_Input data:_
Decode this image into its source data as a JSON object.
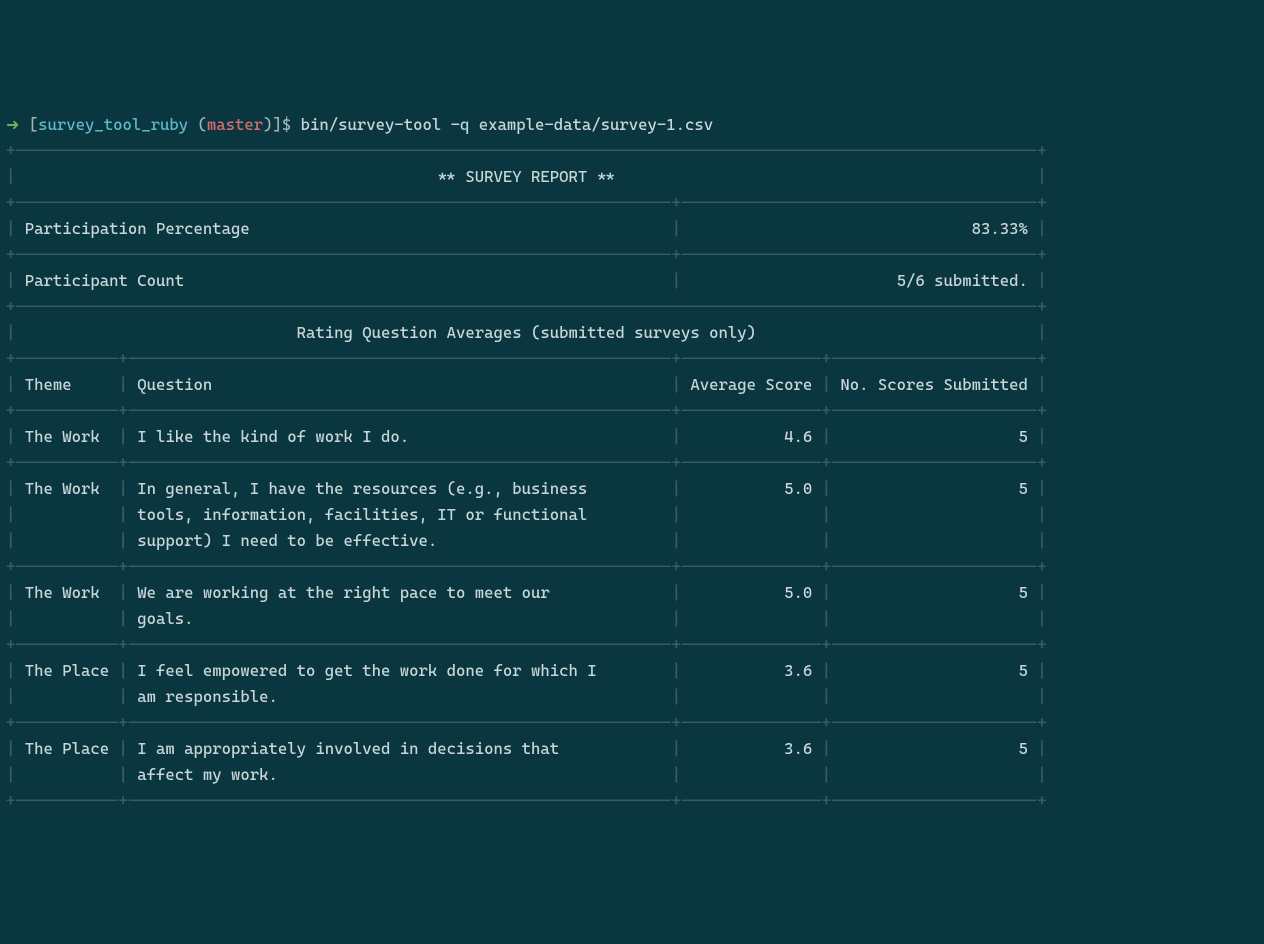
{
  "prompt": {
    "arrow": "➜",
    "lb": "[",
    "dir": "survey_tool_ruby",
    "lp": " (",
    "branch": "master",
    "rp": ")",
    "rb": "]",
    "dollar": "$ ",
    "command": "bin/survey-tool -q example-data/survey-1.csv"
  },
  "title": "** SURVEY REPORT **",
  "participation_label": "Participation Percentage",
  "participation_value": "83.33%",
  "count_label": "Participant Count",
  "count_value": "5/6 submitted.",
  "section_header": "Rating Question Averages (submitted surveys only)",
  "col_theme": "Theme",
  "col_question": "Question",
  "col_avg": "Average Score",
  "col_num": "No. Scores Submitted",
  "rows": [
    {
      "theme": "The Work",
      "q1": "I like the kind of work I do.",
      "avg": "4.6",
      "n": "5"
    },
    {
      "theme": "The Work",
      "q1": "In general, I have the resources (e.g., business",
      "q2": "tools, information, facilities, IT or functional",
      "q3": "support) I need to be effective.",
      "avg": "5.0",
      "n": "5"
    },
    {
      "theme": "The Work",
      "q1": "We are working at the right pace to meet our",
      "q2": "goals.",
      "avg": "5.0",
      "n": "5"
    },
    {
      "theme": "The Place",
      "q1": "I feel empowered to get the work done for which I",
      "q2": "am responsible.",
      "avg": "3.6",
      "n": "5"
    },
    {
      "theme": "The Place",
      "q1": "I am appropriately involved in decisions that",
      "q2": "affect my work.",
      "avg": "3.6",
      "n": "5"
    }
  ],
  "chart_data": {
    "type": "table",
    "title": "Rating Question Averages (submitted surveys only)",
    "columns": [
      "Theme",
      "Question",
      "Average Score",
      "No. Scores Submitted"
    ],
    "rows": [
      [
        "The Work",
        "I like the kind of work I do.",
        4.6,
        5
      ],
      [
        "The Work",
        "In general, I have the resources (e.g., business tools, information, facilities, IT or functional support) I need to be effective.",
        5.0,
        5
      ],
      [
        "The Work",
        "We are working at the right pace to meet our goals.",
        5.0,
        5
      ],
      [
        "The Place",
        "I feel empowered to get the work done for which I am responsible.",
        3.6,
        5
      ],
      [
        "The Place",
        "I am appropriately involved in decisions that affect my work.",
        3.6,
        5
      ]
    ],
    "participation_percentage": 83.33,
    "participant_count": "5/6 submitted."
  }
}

==

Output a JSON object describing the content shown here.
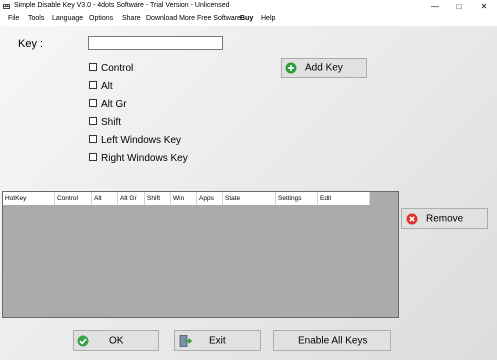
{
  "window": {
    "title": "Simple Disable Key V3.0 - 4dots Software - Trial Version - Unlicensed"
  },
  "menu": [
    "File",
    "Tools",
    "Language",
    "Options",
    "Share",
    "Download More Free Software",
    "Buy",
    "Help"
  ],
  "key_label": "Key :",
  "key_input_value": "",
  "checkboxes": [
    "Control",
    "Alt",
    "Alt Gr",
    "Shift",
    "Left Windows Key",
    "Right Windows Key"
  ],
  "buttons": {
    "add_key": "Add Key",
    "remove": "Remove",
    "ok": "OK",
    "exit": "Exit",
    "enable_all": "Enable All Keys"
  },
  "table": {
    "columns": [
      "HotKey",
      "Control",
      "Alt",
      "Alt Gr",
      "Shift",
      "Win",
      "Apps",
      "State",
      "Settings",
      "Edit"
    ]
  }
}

_Problem to solve:_ In the listing, find all lines with the string "empowered" and copy them.

_Solution to this task:_
      "q1": "I feel empowered to get the work done for which I",
        "I feel empowered to get the work done for which I am responsible.",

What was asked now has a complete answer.